According the principle of supremacy of law, no man can be arrested, detained, punished, or made to suffer in body or property except by the due process of law and for a breach of a law proved in the ordinarily legal manner in the ordinary courts of land. Thus at all times, the government is subject to the law and not that the law is subject to the government and its whims.

The object of this principle can be achieved by

  • asserting the law supremacy over executive power and people actions
  • making sure that every citizen understands the necessity and desirability of observing the law.
  • All concerned should be made to understand that without this there cannot be normal development of the society.
  • An effective court system should be established.

 Equality Before the Law:

Equality before law is the second principle of the concept of the rule of law. It seeks to ensure that the law is administered and enforced in a just manner. This concept of the rule of law has been codified in the Indian Constitution under Article 14 and the Universal Declaration of Human Rights under the Preamble and Article 7.

According to Dicey equality before law means that all classes of persons are subject to the ordinary law of the land administered by the ordinary law courts. Thus the law cannot discriminate between people on the basis of gender, social position, race, caste, etc. Dicey criticized French legal system of Droit Administratif as there were separate tribunals for deciding the cases of state officials and citizens separately. According to him all persons, whether private individuals or government officers, should be subject to the same law and be answerable to the same set of courts.

Predominance of the Legal Spirit:

Predominance of legal spirit is the third principle of the concept of the rule of law. He was of opinion that, the law courts should be the guarantors and protectors of the liberty of citizens. Dicey’s belief was that it was insufficient to simply include the above two principles in the constitution of the country or in its other laws for the state to be one in which the principles of rule of law are being followed. He felt that the fundamental rights are better protected by courts than by declaration of such rights in a document, such as the Constitution.  He pointed out that the rights not guaranteed by law courts but present in the Constitution, could be curtailed, ignored, or tempered upon by the executive. During emergency period in 1975 and the decision of the Supreme Court in the Habeas Corpus Case remind all Indians that constitutional guarantees make little sense in the absence of a strong fearless independent judiciary.

▶ [Required tasks]
1. In the passage on the rule of law, which grounds are named on which the law cannot discriminate between people?
2. Return word for word the part of the passage on the rule of law from "Equality Before the" to "and Article 7.".

▶ [Supplied information]
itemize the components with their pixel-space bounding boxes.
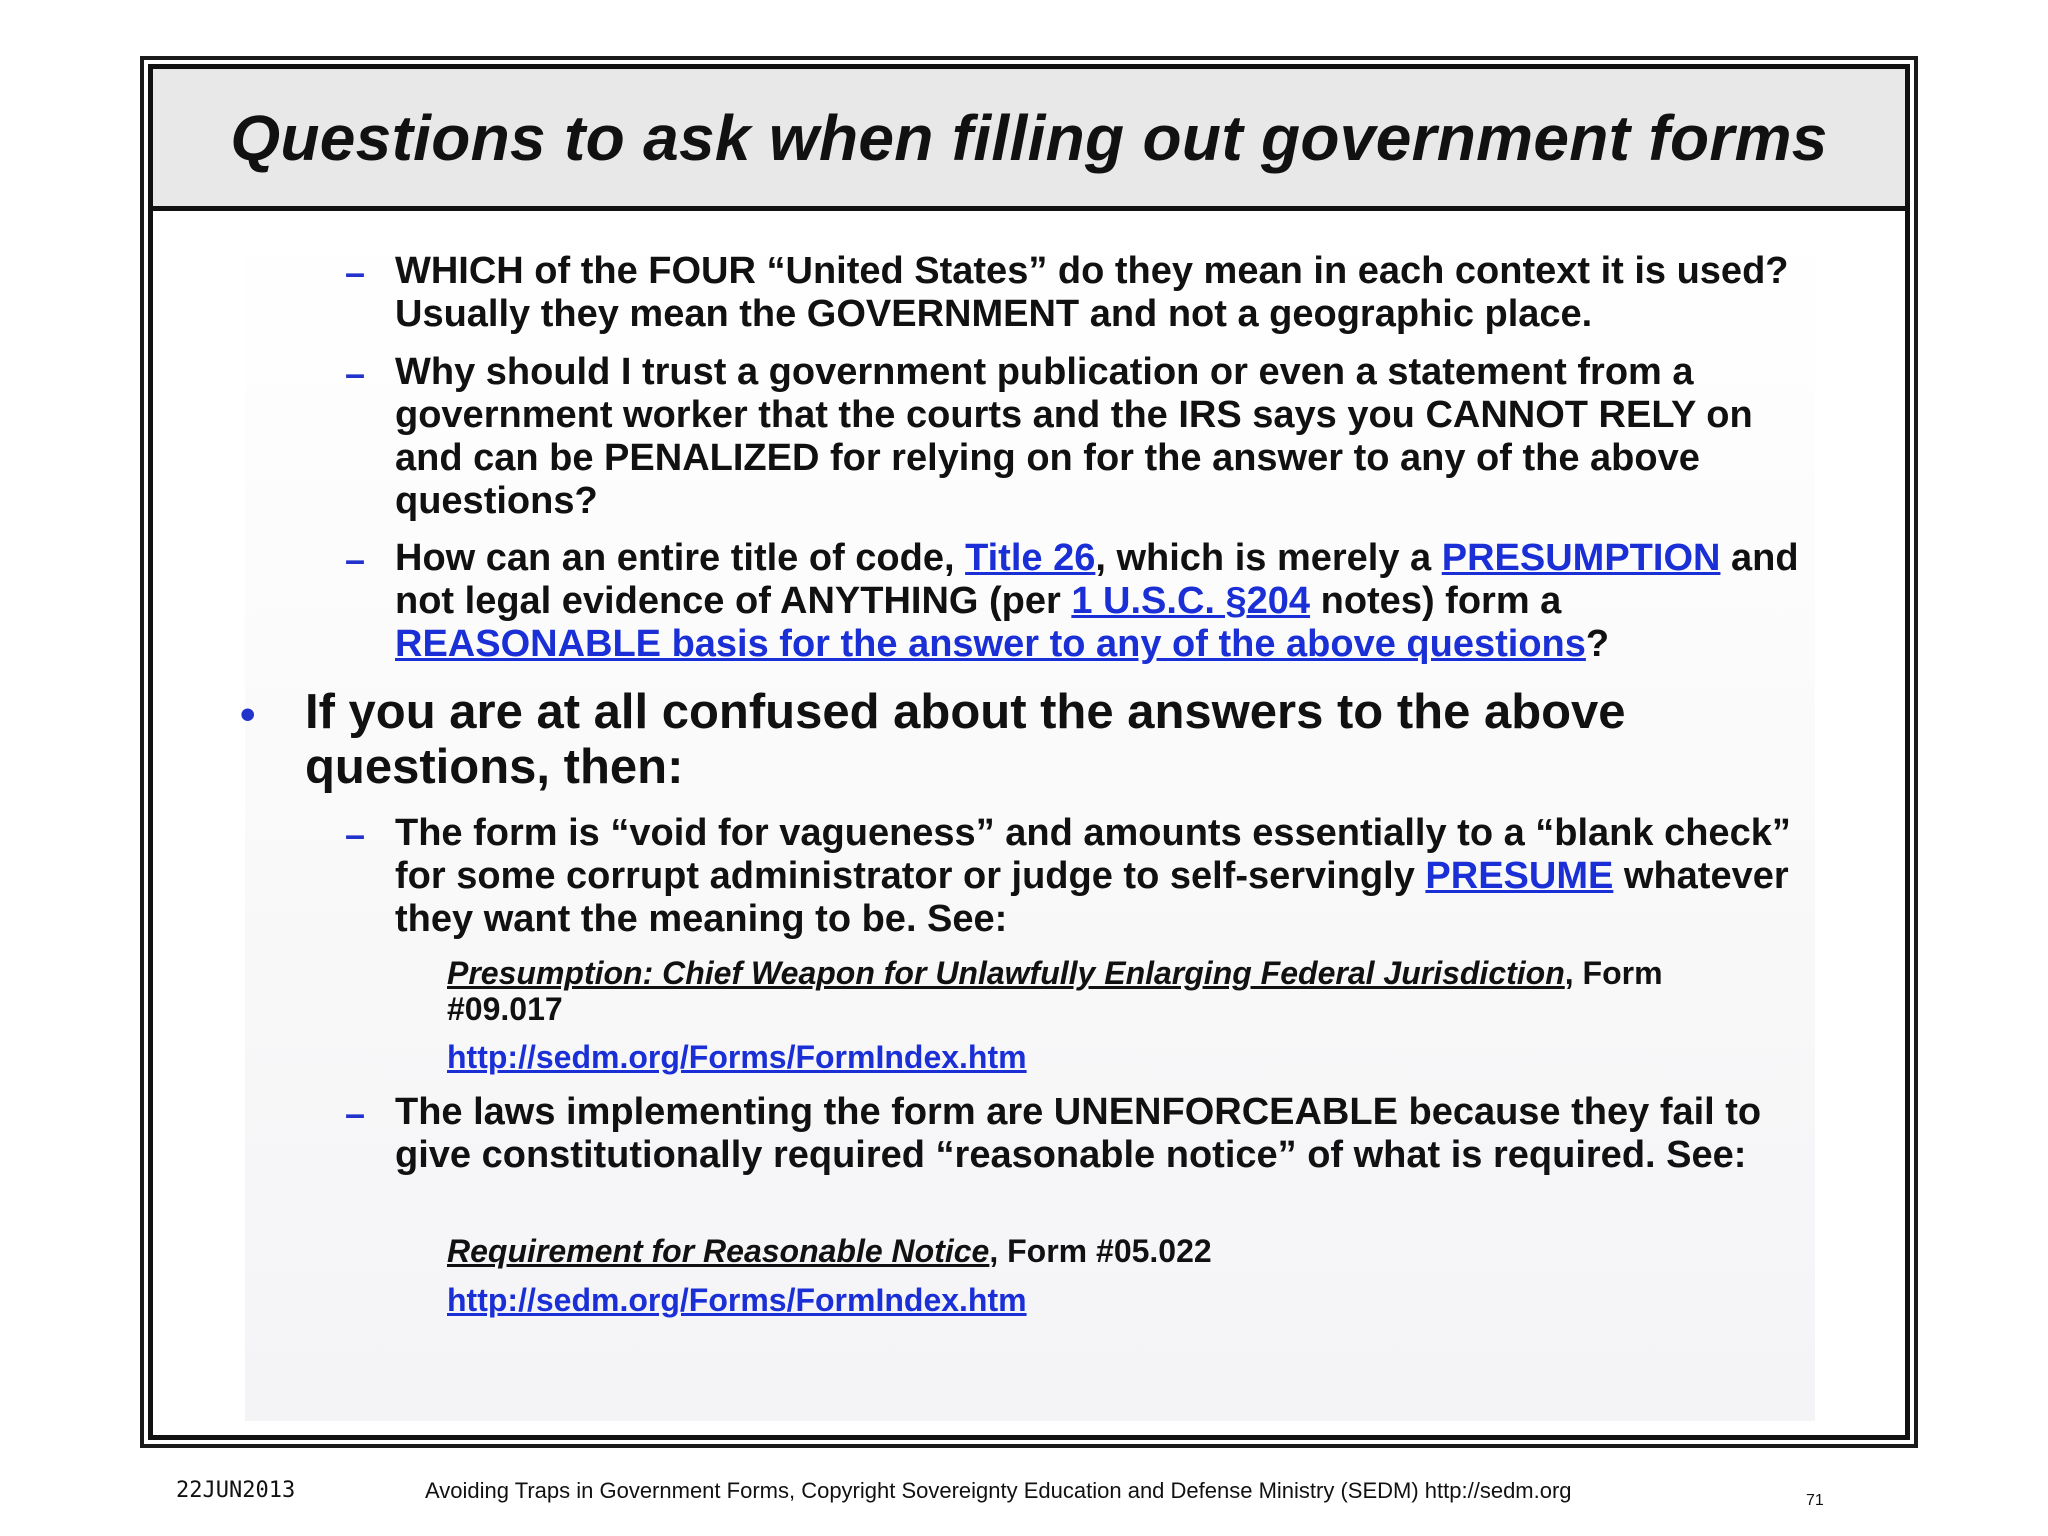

▶ [Full answers]
1. Gender, social position, race, and caste.

2.
Equality Before the Law:

Equality before law is the second principle of the concept of the rule of law. It seeks to ensure that the law is administered and enforced in a just manner. This concept of the rule of law has been codified in the Indian Constitution under Article 14 and the Universal Declaration of Human Rights under the Preamble and Article 7.